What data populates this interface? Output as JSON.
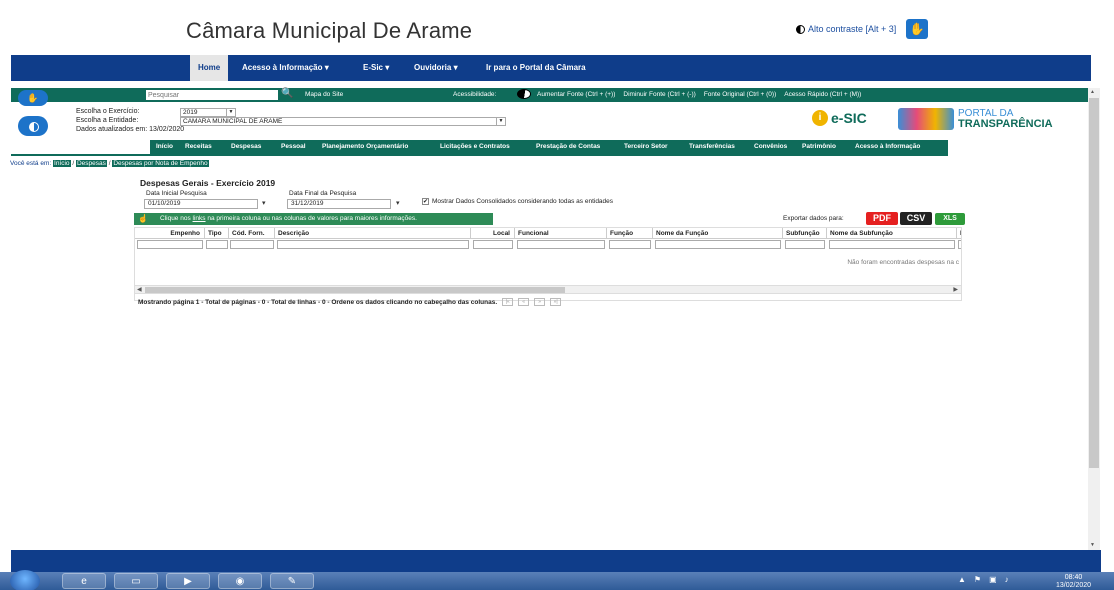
{
  "site": {
    "title": "Câmara Municipal De Arame",
    "contrast_link": "Alto contraste [Alt + 3]"
  },
  "main_nav": [
    {
      "label": "Home"
    },
    {
      "label": "Acesso à Informação ▾"
    },
    {
      "label": "E-Sic ▾"
    },
    {
      "label": "Ouvidoria ▾"
    },
    {
      "label": "Ir para o Portal da Câmara"
    }
  ],
  "access_bar": {
    "search_placeholder": "Pesquisar",
    "site_map": "Mapa do Site",
    "accessibility_label": "Acessibilidade:",
    "links": [
      "Aumentar Fonte (Ctrl + (+))",
      "Diminuir Fonte (Ctrl + (-))",
      "Fonte Original (Ctrl + (0))",
      "Acesso Rápido (Ctrl + (M))"
    ]
  },
  "filters": {
    "exercise_label": "Escolha o Exercício:",
    "exercise_value": "2019",
    "entity_label": "Escolha a Entidade:",
    "entity_value": "CAMARA MUNICIPAL DE ARAME",
    "updated": "Dados atualizados em: 13/02/2020"
  },
  "logos": {
    "esic": "e-SIC",
    "portal_line1": "PORTAL DA",
    "portal_line2": "TRANSPARÊNCIA"
  },
  "sub_nav": [
    "Início",
    "Receitas",
    "Despesas",
    "Pessoal",
    "Planejamento Orçamentário",
    "Licitações e Contratos",
    "Prestação de Contas",
    "Terceiro Setor",
    "Transferências",
    "Convênios",
    "Patrimônio",
    "Acesso à Informação"
  ],
  "breadcrumb": {
    "label": "Você está em:",
    "items": [
      "Início",
      "Despesas",
      "Despesas por Nota de Empenho"
    ],
    "sep": " / "
  },
  "page": {
    "title": "Despesas Gerais - Exercício 2019",
    "start_label": "Data Inicial Pesquisa",
    "start_value": "01/10/2019",
    "end_label": "Data Final da Pesquisa",
    "end_value": "31/12/2019",
    "consolidated_label": "Mostrar Dados Consolidados considerando todas as entidades",
    "consolidated_checked": "✔",
    "hint_pre": "Clique nos ",
    "hint_link": "links",
    "hint_post": " na primeira coluna ou nas colunas de valores para maiores informações.",
    "export_label": "Exportar dados para:",
    "export_pdf": "PDF",
    "export_csv": "CSV",
    "export_xls": "XLS"
  },
  "table": {
    "columns": [
      "Empenho",
      "Tipo",
      "Cód. Forn.",
      "Descrição",
      "Local",
      "Funcional",
      "Função",
      "Nome da Função",
      "Subfunção",
      "Nome da Subfunção",
      "N"
    ],
    "empty_message": "Não foram encontradas despesas na c"
  },
  "pager": {
    "text": "Mostrando página 1 - Total de páginas - 0 - Total de linhas - 0 - Ordene os dados clicando no cabeçalho das colunas.",
    "buttons": [
      "|«",
      "«",
      "»",
      "»|"
    ]
  },
  "taskbar": {
    "clock_time": "08:40",
    "clock_date": "13/02/2020"
  },
  "colors": {
    "nav_blue": "#0f3d8a",
    "access_green": "#0f6b5a",
    "pdf_red": "#e52020",
    "xls_green": "#2e9b3a"
  }
}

→ WHAT YOU WILL DO
Return only those lines of the records that contain the string "Ctrl".

→ COMPLETE RESPONSE
      "Aumentar Fonte (Ctrl + (+))",
      "Diminuir Fonte (Ctrl + (-))",
      "Fonte Original (Ctrl + (0))",
      "Acesso Rápido (Ctrl + (M))"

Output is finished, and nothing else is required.